Filter the entries below, keeping every line that has the word "Residuals".

§ Dataset excerpts
━━━━━━━━━━

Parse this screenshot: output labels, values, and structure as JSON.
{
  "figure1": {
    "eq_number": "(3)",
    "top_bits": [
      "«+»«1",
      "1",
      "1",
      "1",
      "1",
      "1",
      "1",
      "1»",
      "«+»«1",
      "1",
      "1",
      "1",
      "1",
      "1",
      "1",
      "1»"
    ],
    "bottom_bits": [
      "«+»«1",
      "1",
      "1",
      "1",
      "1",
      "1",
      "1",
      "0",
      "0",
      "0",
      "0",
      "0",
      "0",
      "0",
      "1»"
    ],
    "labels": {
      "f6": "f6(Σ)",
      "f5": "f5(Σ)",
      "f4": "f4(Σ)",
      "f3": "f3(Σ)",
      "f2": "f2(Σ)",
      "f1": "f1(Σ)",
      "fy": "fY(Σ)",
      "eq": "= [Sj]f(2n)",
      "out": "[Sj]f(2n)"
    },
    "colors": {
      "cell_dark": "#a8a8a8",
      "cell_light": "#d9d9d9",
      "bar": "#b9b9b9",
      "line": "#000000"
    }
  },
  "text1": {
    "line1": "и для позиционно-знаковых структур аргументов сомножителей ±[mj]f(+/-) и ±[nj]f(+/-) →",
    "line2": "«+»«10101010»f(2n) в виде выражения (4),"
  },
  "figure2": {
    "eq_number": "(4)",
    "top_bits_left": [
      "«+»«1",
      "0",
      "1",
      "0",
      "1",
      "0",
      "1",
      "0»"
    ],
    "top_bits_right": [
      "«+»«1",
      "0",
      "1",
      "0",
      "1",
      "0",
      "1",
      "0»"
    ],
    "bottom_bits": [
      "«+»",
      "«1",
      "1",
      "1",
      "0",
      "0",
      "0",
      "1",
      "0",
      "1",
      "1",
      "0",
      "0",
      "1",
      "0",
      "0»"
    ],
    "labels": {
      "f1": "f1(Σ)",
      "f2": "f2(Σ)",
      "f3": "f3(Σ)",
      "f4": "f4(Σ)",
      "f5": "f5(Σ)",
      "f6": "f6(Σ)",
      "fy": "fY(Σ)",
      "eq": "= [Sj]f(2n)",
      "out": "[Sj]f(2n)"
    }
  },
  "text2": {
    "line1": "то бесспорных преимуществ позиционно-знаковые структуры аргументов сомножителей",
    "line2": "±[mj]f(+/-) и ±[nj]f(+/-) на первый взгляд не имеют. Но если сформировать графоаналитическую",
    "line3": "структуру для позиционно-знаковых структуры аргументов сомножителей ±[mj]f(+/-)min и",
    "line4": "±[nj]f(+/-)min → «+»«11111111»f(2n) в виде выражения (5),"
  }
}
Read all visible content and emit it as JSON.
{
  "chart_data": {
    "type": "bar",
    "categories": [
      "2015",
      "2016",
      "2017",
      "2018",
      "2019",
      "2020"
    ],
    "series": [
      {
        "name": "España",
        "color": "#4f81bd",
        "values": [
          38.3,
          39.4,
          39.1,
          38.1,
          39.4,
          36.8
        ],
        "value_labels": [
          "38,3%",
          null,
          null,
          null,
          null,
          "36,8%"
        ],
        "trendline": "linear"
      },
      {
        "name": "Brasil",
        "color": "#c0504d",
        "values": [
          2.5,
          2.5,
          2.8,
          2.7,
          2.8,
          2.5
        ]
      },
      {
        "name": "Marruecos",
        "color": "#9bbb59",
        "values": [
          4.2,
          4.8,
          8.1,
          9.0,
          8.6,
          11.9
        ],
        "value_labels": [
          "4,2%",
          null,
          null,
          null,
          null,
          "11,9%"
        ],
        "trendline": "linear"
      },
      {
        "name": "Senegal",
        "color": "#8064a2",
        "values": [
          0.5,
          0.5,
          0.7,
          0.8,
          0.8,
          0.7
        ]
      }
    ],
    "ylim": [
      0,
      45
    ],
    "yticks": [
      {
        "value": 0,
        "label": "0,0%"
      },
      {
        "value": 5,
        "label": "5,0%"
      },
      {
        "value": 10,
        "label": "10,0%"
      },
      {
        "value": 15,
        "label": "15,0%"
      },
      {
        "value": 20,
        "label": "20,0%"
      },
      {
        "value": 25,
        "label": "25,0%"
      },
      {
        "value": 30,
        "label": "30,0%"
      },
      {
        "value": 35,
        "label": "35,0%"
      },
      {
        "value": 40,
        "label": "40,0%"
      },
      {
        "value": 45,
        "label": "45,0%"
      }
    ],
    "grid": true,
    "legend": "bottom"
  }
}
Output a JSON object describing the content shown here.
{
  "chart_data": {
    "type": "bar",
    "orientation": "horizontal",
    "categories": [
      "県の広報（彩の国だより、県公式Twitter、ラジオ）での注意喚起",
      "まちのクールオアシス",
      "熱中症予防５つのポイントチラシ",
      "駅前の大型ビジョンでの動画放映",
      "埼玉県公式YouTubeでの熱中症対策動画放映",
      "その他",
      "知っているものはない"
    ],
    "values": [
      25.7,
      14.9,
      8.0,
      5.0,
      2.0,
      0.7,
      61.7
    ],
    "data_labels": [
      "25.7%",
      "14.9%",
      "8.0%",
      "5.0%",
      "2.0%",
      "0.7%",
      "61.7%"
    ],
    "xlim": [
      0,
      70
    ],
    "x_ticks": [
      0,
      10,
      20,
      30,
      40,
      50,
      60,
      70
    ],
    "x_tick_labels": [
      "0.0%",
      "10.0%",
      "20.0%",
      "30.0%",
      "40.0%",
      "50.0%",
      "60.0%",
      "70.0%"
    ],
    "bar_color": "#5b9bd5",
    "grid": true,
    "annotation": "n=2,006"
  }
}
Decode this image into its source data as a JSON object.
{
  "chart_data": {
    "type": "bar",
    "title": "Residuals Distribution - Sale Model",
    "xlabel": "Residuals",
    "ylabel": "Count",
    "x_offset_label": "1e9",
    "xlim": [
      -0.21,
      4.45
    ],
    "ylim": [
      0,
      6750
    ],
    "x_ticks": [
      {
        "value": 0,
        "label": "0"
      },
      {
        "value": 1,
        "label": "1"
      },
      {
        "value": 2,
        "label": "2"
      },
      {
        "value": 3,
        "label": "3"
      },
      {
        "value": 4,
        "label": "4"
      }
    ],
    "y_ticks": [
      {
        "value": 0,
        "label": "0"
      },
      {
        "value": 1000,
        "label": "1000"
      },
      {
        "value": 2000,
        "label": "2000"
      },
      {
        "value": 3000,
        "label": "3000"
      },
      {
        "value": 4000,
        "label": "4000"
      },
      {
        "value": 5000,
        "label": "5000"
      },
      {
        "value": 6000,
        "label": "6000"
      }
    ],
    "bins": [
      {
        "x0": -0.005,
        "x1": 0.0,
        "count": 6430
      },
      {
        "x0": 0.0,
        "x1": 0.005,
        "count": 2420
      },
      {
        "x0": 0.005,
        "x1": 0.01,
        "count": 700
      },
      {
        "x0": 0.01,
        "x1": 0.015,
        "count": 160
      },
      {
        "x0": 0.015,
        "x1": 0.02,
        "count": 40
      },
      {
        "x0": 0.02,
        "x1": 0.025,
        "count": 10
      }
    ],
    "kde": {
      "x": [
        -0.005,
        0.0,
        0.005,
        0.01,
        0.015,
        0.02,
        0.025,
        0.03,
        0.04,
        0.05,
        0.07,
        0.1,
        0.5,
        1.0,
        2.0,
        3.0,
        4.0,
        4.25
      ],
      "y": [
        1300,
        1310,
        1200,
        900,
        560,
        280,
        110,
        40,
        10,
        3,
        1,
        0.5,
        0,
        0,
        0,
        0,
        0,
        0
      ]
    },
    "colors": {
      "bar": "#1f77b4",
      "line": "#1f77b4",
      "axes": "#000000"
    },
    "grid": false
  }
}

━━━━━━━━━━

§ Solution
    "title": "Residuals Distribution - Sale Model",
    "xlabel": "Residuals",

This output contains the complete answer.